--- START OF The data ---

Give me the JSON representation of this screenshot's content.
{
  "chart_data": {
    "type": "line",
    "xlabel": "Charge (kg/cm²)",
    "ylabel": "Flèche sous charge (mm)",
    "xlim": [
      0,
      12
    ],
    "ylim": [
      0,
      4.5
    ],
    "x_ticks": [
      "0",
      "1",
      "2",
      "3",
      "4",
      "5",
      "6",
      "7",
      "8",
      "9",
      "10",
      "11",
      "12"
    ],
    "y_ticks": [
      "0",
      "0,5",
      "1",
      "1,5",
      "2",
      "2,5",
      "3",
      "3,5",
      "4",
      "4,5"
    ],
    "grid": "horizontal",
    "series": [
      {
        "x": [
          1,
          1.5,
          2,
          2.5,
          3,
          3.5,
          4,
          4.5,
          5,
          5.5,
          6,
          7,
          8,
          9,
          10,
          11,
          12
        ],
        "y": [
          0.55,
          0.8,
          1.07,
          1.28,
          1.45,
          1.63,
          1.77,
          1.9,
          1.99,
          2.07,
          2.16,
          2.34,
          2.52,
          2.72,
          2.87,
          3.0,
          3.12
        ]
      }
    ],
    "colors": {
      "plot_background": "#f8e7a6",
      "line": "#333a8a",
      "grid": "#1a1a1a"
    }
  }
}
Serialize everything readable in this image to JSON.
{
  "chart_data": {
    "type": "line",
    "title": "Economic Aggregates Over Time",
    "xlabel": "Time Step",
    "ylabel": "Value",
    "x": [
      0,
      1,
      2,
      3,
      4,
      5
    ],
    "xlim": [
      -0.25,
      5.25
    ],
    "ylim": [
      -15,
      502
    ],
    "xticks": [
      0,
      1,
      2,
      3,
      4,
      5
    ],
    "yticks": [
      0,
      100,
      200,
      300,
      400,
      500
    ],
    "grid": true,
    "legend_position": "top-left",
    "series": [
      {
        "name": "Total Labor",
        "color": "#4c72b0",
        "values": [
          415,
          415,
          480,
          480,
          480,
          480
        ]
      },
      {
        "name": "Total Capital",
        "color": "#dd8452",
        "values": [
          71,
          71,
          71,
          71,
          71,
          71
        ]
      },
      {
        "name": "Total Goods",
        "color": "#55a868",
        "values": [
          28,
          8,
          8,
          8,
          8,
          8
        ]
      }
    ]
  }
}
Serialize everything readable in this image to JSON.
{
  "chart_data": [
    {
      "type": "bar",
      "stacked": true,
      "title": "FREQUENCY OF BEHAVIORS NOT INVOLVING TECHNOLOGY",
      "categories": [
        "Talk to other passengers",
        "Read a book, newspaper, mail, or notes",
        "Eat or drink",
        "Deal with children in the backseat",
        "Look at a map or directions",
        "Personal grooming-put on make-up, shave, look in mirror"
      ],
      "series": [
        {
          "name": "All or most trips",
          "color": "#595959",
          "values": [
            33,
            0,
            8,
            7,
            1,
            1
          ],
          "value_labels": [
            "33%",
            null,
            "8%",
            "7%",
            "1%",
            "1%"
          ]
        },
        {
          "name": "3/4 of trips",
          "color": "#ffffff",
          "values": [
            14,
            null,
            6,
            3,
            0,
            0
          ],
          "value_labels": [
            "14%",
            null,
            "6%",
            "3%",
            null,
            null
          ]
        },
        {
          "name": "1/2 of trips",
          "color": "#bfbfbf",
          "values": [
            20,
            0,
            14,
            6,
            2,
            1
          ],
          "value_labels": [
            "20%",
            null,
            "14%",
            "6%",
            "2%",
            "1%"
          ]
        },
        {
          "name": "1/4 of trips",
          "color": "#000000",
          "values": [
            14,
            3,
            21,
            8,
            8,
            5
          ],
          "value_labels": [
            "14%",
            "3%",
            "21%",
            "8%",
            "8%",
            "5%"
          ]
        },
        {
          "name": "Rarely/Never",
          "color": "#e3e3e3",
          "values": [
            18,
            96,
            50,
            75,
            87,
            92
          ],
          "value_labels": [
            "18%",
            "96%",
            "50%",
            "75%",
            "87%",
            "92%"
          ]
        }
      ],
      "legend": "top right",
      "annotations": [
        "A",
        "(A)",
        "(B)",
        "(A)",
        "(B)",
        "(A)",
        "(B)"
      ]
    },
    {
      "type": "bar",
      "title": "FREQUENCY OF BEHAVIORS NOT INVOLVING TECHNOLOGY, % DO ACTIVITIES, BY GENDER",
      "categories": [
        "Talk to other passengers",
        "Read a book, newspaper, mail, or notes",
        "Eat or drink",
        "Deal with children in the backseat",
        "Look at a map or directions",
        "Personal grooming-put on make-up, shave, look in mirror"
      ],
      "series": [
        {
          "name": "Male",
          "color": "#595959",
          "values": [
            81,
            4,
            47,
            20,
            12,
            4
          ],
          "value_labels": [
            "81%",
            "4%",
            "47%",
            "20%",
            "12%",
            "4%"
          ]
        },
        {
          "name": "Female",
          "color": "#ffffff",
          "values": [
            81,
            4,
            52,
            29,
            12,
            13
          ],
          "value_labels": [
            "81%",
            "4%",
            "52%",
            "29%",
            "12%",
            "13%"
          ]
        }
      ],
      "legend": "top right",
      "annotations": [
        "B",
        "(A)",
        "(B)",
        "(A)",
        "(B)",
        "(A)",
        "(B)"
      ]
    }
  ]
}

--- END OF The data ---

The lines above should be duplicated exactly.

• **Exercise solution**
Give me the JSON representation of this screenshot's content.
{
  "chart_data": {
    "type": "line",
    "xlabel": "Charge (kg/cm²)",
    "ylabel": "Flèche sous charge (mm)",
    "xlim": [
      0,
      12
    ],
    "ylim": [
      0,
      4.5
    ],
    "x_ticks": [
      "0",
      "1",
      "2",
      "3",
      "4",
      "5",
      "6",
      "7",
      "8",
      "9",
      "10",
      "11",
      "12"
    ],
    "y_ticks": [
      "0",
      "0,5",
      "1",
      "1,5",
      "2",
      "2,5",
      "3",
      "3,5",
      "4",
      "4,5"
    ],
    "grid": "horizontal",
    "series": [
      {
        "x": [
          1,
          1.5,
          2,
          2.5,
          3,
          3.5,
          4,
          4.5,
          5,
          5.5,
          6,
          7,
          8,
          9,
          10,
          11,
          12
        ],
        "y": [
          0.55,
          0.8,
          1.07,
          1.28,
          1.45,
          1.63,
          1.77,
          1.9,
          1.99,
          2.07,
          2.16,
          2.34,
          2.52,
          2.72,
          2.87,
          3.0,
          3.12
        ]
      }
    ],
    "colors": {
      "plot_background": "#f8e7a6",
      "line": "#333a8a",
      "grid": "#1a1a1a"
    }
  }
}
Serialize everything readable in this image to JSON.
{
  "chart_data": {
    "type": "line",
    "title": "Economic Aggregates Over Time",
    "xlabel": "Time Step",
    "ylabel": "Value",
    "x": [
      0,
      1,
      2,
      3,
      4,
      5
    ],
    "xlim": [
      -0.25,
      5.25
    ],
    "ylim": [
      -15,
      502
    ],
    "xticks": [
      0,
      1,
      2,
      3,
      4,
      5
    ],
    "yticks": [
      0,
      100,
      200,
      300,
      400,
      500
    ],
    "grid": true,
    "legend_position": "top-left",
    "series": [
      {
        "name": "Total Labor",
        "color": "#4c72b0",
        "values": [
          415,
          415,
          480,
          480,
          480,
          480
        ]
      },
      {
        "name": "Total Capital",
        "color": "#dd8452",
        "values": [
          71,
          71,
          71,
          71,
          71,
          71
        ]
      },
      {
        "name": "Total Goods",
        "color": "#55a868",
        "values": [
          28,
          8,
          8,
          8,
          8,
          8
        ]
      }
    ]
  }
}
Serialize everything readable in this image to JSON.
{
  "chart_data": [
    {
      "type": "bar",
      "stacked": true,
      "title": "FREQUENCY OF BEHAVIORS NOT INVOLVING TECHNOLOGY",
      "categories": [
        "Talk to other passengers",
        "Read a book, newspaper, mail, or notes",
        "Eat or drink",
        "Deal with children in the backseat",
        "Look at a map or directions",
        "Personal grooming-put on make-up, shave, look in mirror"
      ],
      "series": [
        {
          "name": "All or most trips",
          "color": "#595959",
          "values": [
            33,
            0,
            8,
            7,
            1,
            1
          ],
          "value_labels": [
            "33%",
            null,
            "8%",
            "7%",
            "1%",
            "1%"
          ]
        },
        {
          "name": "3/4 of trips",
          "color": "#ffffff",
          "values": [
            14,
            null,
            6,
            3,
            0,
            0
          ],
          "value_labels": [
            "14%",
            null,
            "6%",
            "3%",
            null,
            null
          ]
        },
        {
          "name": "1/2 of trips",
          "color": "#bfbfbf",
          "values": [
            20,
            0,
            14,
            6,
            2,
            1
          ],
          "value_labels": [
            "20%",
            null,
            "14%",
            "6%",
            "2%",
            "1%"
          ]
        },
        {
          "name": "1/4 of trips",
          "color": "#000000",
          "values": [
            14,
            3,
            21,
            8,
            8,
            5
          ],
          "value_labels": [
            "14%",
            "3%",
            "21%",
            "8%",
            "8%",
            "5%"
          ]
        },
        {
          "name": "Rarely/Never",
          "color": "#e3e3e3",
          "values": [
            18,
            96,
            50,
            75,
            87,
            92
          ],
          "value_labels": [
            "18%",
            "96%",
            "50%",
            "75%",
            "87%",
            "92%"
          ]
        }
      ],
      "legend": "top right",
      "annotations": [
        "A",
        "(A)",
        "(B)",
        "(A)",
        "(B)",
        "(A)",
        "(B)"
      ]
    },
    {
      "type": "bar",
      "title": "FREQUENCY OF BEHAVIORS NOT INVOLVING TECHNOLOGY, % DO ACTIVITIES, BY GENDER",
      "categories": [
        "Talk to other passengers",
        "Read a book, newspaper, mail, or notes",
        "Eat or drink",
        "Deal with children in the backseat",
        "Look at a map or directions",
        "Personal grooming-put on make-up, shave, look in mirror"
      ],
      "series": [
        {
          "name": "Male",
          "color": "#595959",
          "values": [
            81,
            4,
            47,
            20,
            12,
            4
          ],
          "value_labels": [
            "81%",
            "4%",
            "47%",
            "20%",
            "12%",
            "4%"
          ]
        },
        {
          "name": "Female",
          "color": "#ffffff",
          "values": [
            81,
            4,
            52,
            29,
            12,
            13
          ],
          "value_labels": [
            "81%",
            "4%",
            "52%",
            "29%",
            "12%",
            "13%"
          ]
        }
      ],
      "legend": "top right",
      "annotations": [
        "B",
        "(A)",
        "(B)",
        "(A)",
        "(B)",
        "(A)",
        "(B)"
      ]
    }
  ]
}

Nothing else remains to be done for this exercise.